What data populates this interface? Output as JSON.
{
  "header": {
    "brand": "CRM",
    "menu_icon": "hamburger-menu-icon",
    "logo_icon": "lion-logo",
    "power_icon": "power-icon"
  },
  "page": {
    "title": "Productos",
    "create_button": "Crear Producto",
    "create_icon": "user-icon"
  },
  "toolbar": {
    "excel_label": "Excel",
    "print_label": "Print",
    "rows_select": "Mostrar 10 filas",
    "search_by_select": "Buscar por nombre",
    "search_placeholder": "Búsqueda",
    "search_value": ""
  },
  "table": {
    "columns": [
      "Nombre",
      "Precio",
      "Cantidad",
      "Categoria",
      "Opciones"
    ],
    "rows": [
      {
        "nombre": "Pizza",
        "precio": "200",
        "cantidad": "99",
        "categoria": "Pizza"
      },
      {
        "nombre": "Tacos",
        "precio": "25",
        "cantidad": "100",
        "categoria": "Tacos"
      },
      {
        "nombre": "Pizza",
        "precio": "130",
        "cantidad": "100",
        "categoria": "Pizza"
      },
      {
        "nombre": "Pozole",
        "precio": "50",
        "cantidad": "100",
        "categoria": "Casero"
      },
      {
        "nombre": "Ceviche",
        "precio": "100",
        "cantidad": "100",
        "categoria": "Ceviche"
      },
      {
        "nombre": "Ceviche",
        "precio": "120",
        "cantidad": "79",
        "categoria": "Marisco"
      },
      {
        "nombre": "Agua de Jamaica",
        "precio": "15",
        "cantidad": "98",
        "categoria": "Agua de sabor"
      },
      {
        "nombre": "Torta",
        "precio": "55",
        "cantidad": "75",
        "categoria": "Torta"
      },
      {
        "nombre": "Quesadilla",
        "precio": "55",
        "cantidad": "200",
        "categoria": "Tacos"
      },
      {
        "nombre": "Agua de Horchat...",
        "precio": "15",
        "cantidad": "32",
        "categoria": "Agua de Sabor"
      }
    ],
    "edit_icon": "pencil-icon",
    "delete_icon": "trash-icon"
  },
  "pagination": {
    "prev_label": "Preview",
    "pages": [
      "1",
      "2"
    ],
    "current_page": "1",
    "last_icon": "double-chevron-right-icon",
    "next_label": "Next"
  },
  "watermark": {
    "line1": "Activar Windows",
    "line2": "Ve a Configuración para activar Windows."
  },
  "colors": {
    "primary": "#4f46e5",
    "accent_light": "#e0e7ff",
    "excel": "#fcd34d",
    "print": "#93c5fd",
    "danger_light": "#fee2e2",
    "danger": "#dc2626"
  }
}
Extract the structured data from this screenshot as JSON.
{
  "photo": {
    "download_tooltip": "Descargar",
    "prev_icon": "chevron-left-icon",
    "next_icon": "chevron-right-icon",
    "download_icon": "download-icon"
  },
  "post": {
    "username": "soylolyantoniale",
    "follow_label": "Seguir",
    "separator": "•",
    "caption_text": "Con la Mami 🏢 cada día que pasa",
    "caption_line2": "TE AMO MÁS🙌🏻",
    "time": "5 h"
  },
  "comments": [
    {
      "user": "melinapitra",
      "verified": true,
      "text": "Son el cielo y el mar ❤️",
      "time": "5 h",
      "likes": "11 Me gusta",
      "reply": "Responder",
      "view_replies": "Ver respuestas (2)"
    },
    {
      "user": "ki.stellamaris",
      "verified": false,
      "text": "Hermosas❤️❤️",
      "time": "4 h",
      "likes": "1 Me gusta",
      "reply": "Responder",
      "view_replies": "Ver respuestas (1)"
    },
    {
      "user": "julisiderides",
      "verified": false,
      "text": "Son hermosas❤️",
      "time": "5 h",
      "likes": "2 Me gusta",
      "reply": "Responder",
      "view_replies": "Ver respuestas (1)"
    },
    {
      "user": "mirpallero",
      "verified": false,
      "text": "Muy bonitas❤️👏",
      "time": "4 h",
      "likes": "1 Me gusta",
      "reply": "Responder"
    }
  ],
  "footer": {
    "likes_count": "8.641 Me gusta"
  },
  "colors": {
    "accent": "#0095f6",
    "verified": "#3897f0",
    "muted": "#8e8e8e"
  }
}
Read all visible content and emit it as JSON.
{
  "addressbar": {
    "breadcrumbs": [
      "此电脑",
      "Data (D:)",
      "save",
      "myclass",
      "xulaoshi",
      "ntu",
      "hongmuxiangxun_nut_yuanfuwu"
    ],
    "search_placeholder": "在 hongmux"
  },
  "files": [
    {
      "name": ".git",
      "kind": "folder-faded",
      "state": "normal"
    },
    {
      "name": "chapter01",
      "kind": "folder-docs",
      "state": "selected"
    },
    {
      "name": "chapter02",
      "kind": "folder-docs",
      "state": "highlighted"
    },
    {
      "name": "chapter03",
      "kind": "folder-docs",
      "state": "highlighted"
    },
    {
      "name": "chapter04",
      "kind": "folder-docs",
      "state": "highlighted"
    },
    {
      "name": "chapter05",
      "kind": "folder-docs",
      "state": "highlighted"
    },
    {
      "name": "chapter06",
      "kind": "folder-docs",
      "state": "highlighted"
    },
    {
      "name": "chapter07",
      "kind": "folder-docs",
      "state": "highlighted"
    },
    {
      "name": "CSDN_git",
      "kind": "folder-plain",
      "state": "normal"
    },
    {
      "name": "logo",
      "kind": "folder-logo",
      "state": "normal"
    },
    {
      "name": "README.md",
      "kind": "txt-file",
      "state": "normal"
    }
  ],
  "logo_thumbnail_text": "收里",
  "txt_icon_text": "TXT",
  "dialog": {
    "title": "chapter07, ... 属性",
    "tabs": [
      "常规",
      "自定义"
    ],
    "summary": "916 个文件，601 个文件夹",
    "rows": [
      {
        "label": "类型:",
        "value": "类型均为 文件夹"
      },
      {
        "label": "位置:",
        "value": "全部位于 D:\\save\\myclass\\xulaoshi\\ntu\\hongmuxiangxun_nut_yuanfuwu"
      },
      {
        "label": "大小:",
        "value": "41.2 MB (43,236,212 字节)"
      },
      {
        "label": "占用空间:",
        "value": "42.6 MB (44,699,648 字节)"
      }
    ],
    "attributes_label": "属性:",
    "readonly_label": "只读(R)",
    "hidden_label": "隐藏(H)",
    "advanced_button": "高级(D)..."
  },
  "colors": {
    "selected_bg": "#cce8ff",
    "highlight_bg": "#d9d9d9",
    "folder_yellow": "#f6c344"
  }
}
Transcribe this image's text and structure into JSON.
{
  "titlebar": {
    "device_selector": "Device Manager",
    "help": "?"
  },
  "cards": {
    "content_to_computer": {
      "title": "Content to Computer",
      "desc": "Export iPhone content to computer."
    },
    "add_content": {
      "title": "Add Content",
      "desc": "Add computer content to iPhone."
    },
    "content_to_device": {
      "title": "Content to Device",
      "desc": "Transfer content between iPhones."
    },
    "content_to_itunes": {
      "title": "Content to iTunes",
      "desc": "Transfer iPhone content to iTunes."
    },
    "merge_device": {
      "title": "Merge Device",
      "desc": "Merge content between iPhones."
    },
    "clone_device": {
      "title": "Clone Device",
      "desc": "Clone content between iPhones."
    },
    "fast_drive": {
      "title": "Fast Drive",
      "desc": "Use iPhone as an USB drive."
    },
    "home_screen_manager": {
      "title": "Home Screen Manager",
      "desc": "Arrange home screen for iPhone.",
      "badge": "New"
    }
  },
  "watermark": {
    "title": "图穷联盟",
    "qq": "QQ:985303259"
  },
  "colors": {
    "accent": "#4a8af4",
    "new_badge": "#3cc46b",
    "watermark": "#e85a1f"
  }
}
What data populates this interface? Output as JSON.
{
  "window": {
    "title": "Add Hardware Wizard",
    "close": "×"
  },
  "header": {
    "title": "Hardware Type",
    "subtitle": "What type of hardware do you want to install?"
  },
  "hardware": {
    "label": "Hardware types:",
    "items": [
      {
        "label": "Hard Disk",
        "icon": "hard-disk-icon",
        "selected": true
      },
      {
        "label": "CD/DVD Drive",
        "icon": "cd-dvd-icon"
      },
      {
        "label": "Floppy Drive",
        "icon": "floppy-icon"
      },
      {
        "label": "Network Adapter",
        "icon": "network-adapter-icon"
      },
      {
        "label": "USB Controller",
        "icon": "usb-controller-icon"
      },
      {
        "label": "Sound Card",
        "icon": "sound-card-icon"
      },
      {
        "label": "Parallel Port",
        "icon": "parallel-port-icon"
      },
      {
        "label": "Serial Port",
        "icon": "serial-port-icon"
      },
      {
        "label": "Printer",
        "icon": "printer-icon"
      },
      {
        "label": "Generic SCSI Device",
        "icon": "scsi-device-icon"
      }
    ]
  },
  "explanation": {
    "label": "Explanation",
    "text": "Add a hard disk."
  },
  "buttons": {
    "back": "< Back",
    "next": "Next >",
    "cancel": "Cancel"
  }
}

▬▬▬

= PROBLEM TO WORK ON =
Identify which lines contain the word "Windows" and copy each one.

= REPLY =
    "line1": "Activar Windows",
    "line2": "Ve a Configuración para activar Windows."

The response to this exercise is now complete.